┌────────

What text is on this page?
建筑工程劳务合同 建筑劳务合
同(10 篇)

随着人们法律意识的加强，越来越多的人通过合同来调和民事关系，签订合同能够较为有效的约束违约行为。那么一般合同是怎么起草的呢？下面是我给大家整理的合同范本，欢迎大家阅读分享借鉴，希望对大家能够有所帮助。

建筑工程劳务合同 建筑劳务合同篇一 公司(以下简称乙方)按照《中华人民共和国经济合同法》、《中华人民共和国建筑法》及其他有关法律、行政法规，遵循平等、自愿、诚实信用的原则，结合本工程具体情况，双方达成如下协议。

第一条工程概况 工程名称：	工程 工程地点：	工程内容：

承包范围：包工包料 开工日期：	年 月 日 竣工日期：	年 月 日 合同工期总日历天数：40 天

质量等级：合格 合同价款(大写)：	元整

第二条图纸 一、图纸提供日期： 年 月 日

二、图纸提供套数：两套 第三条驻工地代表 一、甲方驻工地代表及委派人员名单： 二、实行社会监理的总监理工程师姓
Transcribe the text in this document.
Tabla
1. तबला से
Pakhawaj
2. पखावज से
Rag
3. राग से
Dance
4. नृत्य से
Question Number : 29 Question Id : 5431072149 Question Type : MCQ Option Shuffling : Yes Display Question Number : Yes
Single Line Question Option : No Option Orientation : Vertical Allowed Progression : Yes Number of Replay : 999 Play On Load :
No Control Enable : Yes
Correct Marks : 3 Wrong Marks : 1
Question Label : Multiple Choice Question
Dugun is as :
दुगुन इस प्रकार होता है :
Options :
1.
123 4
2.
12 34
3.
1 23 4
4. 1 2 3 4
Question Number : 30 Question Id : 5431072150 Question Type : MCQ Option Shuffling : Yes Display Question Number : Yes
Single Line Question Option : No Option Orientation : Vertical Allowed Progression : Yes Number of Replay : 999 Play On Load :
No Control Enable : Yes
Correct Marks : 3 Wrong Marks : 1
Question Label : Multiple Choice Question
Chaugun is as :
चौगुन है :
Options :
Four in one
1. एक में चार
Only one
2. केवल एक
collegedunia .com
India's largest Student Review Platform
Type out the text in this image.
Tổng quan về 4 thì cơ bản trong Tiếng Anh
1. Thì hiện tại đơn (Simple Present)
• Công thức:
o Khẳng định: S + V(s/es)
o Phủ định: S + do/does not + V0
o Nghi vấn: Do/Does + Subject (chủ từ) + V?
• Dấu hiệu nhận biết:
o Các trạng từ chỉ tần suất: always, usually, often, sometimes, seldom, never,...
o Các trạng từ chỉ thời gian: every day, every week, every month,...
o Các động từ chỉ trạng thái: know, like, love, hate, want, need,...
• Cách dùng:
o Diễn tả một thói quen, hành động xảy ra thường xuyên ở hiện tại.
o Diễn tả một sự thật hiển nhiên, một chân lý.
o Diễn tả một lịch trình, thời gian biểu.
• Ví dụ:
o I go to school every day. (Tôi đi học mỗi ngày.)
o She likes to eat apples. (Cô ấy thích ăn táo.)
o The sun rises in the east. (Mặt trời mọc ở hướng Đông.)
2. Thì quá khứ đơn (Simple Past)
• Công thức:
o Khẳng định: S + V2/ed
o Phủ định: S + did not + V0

└────────

=== Brief ===
Make a verbatim copy of every entry shown above.

=== Finished task ===
What text is on this page?
建筑工程劳务合同 建筑劳务合
同(10 篇)

随着人们法律意识的加强，越来越多的人通过合同来调和民事关系，签订合同能够较为有效的约束违约行为。那么一般合同是怎么起草的呢？下面是我给大家整理的合同范本，欢迎大家阅读分享借鉴，希望对大家能够有所帮助。

建筑工程劳务合同 建筑劳务合同篇一 公司(以下简称乙方)按照《中华人民共和国经济合同法》、《中华人民共和国建筑法》及其他有关法律、行政法规，遵循平等、自愿、诚实信用的原则，结合本工程具体情况，双方达成如下协议。

第一条工程概况 工程名称：	工程 工程地点：	工程内容：

承包范围：包工包料 开工日期：	年 月 日 竣工日期：	年 月 日 合同工期总日历天数：40 天

质量等级：合格 合同价款(大写)：	元整

第二条图纸 一、图纸提供日期： 年 月 日

二、图纸提供套数：两套 第三条驻工地代表 一、甲方驻工地代表及委派人员名单： 二、实行社会监理的总监理工程师姓
Transcribe the text in this document.
Tabla
1. तबला से
Pakhawaj
2. पखावज से
Rag
3. राग से
Dance
4. नृत्य से
Question Number : 29 Question Id : 5431072149 Question Type : MCQ Option Shuffling : Yes Display Question Number : Yes
Single Line Question Option : No Option Orientation : Vertical Allowed Progression : Yes Number of Replay : 999 Play On Load :
No Control Enable : Yes
Correct Marks : 3 Wrong Marks : 1
Question Label : Multiple Choice Question
Dugun is as :
दुगुन इस प्रकार होता है :
Options :
1.
123 4
2.
12 34
3.
1 23 4
4. 1 2 3 4
Question Number : 30 Question Id : 5431072150 Question Type : MCQ Option Shuffling : Yes Display Question Number : Yes
Single Line Question Option : No Option Orientation : Vertical Allowed Progression : Yes Number of Replay : 999 Play On Load :
No Control Enable : Yes
Correct Marks : 3 Wrong Marks : 1
Question Label : Multiple Choice Question
Chaugun is as :
चौगुन है :
Options :
Four in one
1. एक में चार
Only one
2. केवल एक
collegedunia .com
India's largest Student Review Platform
Type out the text in this image.
Tổng quan về 4 thì cơ bản trong Tiếng Anh
1. Thì hiện tại đơn (Simple Present)
• Công thức:
o Khẳng định: S + V(s/es)
o Phủ định: S + do/does not + V0
o Nghi vấn: Do/Does + Subject (chủ từ) + V?
• Dấu hiệu nhận biết:
o Các trạng từ chỉ tần suất: always, usually, often, sometimes, seldom, never,...
o Các trạng từ chỉ thời gian: every day, every week, every month,...
o Các động từ chỉ trạng thái: know, like, love, hate, want, need,...
• Cách dùng:
o Diễn tả một thói quen, hành động xảy ra thường xuyên ở hiện tại.
o Diễn tả một sự thật hiển nhiên, một chân lý.
o Diễn tả một lịch trình, thời gian biểu.
• Ví dụ:
o I go to school every day. (Tôi đi học mỗi ngày.)
o She likes to eat apples. (Cô ấy thích ăn táo.)
o The sun rises in the east. (Mặt trời mọc ở hướng Đông.)
2. Thì quá khứ đơn (Simple Past)
• Công thức:
o Khẳng định: S + V2/ed
o Phủ định: S + did not + V0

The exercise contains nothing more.